■ Problem to solve
Copy every line from the records below that holds the word "government".

[Dataset entries]
## START
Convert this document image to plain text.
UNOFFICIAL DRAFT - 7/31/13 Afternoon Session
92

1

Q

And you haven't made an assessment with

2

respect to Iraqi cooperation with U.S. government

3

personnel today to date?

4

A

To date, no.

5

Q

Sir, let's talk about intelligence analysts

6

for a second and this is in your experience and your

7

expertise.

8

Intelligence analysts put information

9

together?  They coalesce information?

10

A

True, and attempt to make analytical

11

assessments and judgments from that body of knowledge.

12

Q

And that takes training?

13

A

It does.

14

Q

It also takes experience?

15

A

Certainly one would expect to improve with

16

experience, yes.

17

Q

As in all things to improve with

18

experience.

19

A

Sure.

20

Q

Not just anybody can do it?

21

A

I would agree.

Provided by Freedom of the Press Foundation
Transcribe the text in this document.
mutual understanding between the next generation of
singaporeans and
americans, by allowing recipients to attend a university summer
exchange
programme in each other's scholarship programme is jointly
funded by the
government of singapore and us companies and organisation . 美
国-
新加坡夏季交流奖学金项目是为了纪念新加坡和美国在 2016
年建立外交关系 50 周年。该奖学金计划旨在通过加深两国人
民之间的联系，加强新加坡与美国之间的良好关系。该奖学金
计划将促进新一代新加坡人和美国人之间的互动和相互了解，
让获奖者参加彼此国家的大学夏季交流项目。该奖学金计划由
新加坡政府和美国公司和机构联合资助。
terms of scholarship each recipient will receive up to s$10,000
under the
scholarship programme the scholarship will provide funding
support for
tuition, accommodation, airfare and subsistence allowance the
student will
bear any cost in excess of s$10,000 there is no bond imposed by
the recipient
## END
■ Solution to the problem
respect to Iraqi cooperation with U.S. government
government of singapore and us companies and organisation . 美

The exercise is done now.